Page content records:
-------------------------

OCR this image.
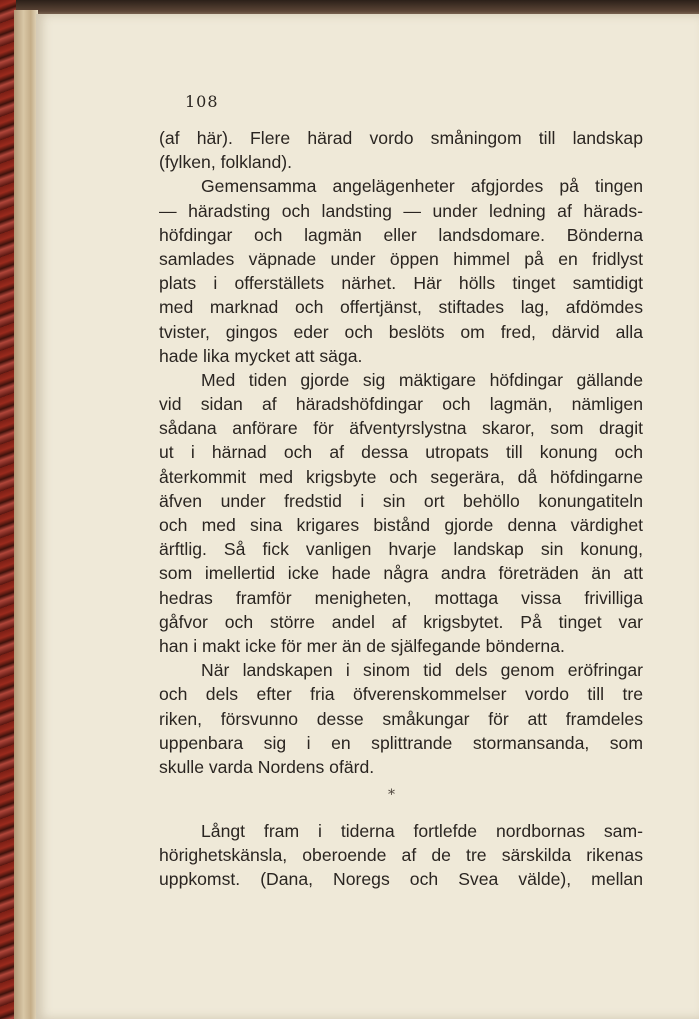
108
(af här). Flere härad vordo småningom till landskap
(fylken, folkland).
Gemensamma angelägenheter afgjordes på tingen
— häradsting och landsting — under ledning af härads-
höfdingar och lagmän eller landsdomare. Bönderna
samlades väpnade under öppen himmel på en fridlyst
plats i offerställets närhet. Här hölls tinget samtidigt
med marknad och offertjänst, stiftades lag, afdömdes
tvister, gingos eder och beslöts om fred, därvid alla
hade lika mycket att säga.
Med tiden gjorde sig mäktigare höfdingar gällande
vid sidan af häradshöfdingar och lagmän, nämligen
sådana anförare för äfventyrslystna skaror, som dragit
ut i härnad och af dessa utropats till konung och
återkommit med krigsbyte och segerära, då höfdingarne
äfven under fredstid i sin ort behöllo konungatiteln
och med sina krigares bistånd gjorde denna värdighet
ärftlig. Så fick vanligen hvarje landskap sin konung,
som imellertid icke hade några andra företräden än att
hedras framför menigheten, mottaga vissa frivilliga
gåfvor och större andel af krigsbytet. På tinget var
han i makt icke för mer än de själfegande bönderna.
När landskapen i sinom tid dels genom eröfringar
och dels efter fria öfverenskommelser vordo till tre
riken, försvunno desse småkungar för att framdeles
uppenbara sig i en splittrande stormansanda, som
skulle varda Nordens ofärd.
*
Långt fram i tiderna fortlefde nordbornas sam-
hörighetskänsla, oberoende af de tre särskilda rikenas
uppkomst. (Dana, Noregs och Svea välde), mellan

-------------------------

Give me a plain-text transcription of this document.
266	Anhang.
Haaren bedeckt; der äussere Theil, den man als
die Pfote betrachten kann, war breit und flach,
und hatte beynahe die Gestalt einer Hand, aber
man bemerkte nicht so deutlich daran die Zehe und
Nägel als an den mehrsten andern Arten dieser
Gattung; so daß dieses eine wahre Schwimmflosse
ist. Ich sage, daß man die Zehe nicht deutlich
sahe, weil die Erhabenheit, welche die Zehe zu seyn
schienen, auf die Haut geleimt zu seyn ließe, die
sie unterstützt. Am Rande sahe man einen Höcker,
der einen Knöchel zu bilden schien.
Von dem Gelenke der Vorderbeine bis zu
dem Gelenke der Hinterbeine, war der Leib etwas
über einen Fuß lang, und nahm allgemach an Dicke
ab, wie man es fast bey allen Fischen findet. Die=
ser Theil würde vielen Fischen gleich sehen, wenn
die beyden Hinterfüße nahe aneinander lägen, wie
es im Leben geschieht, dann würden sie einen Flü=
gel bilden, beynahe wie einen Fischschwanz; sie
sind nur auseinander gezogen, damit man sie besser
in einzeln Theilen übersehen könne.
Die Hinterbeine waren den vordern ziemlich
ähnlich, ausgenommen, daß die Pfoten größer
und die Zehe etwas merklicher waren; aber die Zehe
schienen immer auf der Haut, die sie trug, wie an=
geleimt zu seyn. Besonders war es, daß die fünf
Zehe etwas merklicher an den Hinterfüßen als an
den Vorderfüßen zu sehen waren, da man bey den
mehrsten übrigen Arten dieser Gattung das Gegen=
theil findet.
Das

-------------------------

**EXERCISE OBJECTIVE**
A single number is required: how many lines in these records contain "sahe".

**EXPECTED ANSWER**
2